Set problem -
Gather every line holding the string "Zona".

Data entries
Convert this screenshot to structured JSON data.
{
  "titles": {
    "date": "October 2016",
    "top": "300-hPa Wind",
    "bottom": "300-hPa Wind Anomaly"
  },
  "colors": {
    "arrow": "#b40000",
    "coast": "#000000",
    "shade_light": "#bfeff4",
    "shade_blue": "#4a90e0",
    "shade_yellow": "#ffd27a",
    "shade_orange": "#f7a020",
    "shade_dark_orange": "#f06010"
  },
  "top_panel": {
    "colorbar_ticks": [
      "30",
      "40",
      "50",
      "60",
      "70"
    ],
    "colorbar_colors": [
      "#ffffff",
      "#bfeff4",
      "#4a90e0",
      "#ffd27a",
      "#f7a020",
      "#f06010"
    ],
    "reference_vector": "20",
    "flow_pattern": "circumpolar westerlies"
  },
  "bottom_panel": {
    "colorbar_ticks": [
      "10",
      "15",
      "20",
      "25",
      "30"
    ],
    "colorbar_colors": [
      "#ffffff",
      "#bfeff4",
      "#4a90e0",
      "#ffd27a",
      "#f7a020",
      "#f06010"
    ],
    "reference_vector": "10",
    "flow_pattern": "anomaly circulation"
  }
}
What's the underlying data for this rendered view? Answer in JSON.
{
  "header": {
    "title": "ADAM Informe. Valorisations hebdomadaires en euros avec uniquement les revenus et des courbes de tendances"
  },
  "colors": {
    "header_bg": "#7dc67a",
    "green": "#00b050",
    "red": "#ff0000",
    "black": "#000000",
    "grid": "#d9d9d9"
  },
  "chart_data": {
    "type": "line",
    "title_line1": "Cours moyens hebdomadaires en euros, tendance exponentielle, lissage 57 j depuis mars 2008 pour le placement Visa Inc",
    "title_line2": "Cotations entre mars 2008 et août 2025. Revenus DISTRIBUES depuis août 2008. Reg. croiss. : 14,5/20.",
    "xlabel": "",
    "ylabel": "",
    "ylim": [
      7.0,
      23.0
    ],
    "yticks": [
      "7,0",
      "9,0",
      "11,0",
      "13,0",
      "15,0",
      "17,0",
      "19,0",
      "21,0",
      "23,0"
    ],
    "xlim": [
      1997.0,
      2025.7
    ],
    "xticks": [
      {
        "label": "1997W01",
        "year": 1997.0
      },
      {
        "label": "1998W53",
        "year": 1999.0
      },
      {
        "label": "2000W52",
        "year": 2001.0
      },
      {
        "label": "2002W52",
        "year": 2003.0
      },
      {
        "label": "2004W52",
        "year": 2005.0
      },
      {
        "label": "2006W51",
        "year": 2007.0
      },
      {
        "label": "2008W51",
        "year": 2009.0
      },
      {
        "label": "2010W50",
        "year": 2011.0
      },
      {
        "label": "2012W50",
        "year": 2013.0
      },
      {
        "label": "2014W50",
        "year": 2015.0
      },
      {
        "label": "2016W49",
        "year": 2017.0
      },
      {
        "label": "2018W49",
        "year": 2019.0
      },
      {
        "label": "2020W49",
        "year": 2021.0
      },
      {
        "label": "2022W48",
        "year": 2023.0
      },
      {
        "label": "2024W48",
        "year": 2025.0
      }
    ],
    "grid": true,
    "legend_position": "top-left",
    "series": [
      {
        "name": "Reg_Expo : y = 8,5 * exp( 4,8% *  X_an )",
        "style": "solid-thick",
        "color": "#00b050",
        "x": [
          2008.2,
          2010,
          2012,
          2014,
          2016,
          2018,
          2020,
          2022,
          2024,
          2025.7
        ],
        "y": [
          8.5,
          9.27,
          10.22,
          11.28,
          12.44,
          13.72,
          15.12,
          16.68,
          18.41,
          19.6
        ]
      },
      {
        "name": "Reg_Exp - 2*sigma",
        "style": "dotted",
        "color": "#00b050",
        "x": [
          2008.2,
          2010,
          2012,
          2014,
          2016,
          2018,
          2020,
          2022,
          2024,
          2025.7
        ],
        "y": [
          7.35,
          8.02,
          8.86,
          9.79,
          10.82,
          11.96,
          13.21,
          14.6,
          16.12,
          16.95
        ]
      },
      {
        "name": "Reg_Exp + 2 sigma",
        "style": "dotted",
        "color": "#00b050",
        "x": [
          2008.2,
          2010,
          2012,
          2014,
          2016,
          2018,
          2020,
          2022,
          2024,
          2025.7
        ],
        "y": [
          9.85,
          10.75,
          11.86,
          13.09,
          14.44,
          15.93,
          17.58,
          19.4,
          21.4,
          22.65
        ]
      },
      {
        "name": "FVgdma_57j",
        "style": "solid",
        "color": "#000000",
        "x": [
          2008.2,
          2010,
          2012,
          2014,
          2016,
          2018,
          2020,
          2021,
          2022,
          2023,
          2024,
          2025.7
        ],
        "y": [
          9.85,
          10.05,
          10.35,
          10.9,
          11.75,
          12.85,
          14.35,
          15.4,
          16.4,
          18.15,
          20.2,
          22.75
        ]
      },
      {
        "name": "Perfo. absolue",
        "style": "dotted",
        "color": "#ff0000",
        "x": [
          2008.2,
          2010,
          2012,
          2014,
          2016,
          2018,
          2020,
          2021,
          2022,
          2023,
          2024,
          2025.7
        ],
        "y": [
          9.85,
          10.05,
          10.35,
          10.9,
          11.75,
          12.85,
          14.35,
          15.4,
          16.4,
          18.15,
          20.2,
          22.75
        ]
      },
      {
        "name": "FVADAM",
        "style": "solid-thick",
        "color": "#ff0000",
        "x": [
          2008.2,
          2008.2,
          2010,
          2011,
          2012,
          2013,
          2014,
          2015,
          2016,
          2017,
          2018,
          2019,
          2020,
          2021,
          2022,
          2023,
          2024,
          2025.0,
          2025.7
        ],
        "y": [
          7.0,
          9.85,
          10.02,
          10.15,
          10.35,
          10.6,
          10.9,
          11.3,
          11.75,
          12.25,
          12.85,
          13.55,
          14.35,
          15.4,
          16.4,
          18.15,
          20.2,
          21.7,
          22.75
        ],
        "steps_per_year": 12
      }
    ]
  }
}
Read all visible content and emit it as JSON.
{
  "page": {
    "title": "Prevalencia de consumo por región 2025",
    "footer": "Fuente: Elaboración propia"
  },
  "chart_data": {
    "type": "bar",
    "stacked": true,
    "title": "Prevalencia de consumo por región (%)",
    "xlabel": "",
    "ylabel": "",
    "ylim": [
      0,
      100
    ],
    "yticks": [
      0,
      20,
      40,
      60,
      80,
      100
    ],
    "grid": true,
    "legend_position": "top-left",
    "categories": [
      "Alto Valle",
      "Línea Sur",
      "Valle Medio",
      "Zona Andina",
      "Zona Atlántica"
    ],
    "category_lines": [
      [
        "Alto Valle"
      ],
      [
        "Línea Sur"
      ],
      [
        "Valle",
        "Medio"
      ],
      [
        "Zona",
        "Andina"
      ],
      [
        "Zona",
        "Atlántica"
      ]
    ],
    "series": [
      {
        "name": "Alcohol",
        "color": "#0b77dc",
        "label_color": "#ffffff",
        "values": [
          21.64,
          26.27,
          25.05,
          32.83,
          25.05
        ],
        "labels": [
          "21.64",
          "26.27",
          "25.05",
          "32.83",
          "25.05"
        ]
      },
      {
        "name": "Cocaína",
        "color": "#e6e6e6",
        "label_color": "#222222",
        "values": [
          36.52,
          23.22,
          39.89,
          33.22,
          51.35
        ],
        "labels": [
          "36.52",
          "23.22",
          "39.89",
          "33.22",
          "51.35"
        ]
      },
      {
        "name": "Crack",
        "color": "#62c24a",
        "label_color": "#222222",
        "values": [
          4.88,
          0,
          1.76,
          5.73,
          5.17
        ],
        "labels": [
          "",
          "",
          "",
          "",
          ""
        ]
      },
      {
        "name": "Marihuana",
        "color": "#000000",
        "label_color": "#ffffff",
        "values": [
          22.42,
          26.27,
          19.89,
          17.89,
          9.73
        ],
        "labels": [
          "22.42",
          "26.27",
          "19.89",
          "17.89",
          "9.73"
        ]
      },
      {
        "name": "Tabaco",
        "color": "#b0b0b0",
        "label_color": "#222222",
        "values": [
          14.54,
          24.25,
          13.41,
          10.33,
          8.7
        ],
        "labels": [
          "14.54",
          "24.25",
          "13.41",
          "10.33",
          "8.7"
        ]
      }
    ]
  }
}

Exercise output -
      "Zona Andina",
      "Zona Atlántica"
        "Zona",
        "Zona",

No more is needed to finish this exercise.